### Required task
What is the count of lines in the listing below that hold the string "bytes"? Reply with that number alone.
........
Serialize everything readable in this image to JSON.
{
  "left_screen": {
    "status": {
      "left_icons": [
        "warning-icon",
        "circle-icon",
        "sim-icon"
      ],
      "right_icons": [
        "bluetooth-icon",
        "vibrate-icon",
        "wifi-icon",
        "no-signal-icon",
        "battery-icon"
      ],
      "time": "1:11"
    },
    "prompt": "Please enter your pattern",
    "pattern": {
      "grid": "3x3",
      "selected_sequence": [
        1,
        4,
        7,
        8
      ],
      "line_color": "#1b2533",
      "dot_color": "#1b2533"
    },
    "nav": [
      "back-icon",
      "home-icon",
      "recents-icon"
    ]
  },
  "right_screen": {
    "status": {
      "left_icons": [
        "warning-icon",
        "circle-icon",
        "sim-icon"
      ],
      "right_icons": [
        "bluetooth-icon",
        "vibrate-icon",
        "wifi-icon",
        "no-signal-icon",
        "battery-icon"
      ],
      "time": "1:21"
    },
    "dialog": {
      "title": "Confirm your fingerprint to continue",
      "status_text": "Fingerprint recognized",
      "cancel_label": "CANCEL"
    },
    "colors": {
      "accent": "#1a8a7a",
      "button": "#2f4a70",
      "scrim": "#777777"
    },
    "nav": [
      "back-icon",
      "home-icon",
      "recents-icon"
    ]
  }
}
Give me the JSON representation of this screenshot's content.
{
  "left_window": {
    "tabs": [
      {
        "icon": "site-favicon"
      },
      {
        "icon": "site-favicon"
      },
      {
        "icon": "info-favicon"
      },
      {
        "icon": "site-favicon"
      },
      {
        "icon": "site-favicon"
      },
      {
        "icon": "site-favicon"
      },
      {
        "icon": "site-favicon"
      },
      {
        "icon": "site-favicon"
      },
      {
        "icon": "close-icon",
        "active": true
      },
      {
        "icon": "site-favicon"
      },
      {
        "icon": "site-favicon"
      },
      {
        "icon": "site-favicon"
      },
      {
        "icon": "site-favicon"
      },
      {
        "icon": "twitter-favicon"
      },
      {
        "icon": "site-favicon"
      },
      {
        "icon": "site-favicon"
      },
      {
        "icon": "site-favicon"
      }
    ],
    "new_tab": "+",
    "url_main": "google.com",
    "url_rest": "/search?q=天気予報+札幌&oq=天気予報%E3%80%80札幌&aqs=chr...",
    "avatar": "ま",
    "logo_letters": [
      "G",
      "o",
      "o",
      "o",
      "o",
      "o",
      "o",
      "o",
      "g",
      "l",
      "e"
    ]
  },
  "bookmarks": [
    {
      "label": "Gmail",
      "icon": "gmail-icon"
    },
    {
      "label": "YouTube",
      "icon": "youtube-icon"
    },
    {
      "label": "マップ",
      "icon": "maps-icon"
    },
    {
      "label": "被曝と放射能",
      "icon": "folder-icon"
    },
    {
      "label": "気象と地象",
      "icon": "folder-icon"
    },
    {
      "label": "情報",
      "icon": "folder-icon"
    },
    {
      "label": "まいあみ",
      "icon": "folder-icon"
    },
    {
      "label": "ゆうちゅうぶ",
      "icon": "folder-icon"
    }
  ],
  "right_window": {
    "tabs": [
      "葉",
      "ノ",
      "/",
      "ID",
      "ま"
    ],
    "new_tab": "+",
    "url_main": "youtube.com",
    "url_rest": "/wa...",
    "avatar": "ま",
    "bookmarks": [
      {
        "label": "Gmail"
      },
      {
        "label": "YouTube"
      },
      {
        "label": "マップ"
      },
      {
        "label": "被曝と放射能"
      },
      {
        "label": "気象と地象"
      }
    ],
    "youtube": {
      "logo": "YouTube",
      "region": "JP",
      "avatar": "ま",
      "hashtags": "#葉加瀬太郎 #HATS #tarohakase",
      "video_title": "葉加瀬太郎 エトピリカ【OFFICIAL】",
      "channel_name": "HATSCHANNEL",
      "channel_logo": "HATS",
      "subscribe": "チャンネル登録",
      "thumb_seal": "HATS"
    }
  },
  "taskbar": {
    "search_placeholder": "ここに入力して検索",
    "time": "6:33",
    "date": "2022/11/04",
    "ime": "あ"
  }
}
........
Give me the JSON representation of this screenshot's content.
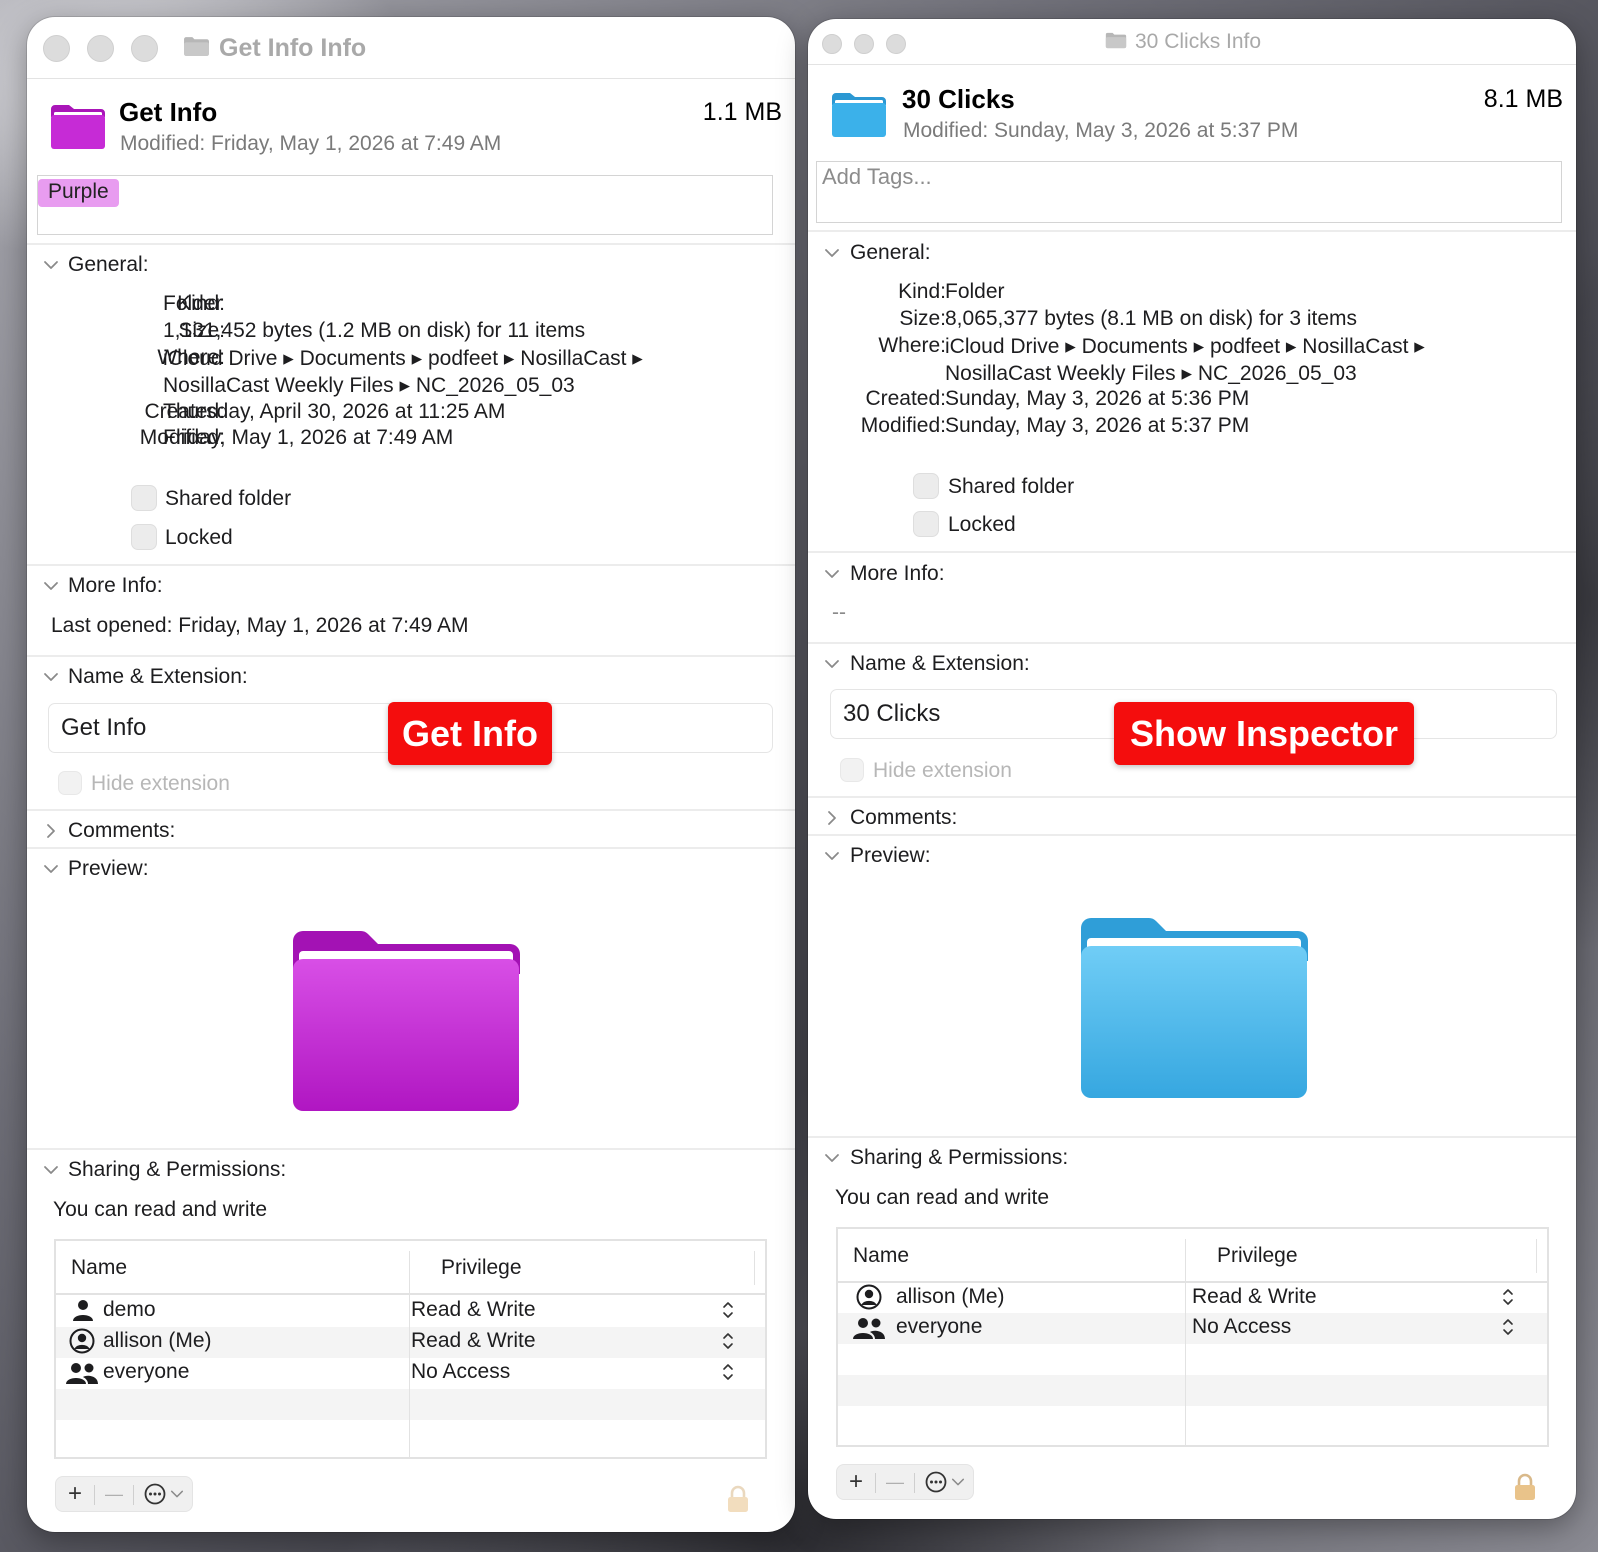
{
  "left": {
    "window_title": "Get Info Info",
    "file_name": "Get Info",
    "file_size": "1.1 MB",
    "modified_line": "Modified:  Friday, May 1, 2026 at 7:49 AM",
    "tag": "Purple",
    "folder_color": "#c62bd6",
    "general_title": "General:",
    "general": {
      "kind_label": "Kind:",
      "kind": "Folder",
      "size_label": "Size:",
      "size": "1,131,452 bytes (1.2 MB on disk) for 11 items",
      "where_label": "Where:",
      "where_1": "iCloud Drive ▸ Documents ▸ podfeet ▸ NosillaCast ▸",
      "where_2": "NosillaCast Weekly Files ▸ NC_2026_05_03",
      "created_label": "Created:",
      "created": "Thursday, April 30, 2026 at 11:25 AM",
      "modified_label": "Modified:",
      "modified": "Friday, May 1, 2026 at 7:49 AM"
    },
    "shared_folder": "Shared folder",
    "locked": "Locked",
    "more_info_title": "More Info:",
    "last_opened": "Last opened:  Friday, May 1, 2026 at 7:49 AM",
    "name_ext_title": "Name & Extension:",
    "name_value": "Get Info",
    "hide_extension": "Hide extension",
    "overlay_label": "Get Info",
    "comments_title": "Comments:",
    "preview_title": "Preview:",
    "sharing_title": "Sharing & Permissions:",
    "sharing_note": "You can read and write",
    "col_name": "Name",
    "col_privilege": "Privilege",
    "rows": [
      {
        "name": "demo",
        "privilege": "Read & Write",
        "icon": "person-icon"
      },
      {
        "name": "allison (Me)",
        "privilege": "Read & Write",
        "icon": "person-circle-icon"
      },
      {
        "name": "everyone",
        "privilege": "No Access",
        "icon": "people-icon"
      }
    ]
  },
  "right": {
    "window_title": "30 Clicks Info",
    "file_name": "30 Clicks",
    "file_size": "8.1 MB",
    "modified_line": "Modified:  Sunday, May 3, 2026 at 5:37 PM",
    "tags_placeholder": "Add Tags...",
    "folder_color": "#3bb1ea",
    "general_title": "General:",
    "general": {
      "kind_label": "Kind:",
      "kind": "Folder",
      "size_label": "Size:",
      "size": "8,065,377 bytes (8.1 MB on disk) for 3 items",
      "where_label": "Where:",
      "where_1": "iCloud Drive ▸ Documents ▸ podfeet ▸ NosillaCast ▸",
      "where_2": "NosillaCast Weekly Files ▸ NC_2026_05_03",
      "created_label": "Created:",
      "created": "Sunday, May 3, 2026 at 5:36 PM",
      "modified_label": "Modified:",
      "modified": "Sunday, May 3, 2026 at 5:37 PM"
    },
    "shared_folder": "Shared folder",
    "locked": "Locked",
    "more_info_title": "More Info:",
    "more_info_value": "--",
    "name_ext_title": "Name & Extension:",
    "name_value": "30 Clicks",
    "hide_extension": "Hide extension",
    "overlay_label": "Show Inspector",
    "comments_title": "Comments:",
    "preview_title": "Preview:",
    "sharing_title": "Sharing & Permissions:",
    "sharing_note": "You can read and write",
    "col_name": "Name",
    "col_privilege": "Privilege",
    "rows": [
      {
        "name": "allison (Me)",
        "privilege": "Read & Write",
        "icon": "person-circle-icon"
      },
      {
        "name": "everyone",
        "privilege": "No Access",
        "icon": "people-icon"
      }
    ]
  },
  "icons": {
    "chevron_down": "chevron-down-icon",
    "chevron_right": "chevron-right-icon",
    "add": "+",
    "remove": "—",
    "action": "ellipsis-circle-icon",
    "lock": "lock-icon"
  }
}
........
### Solution
2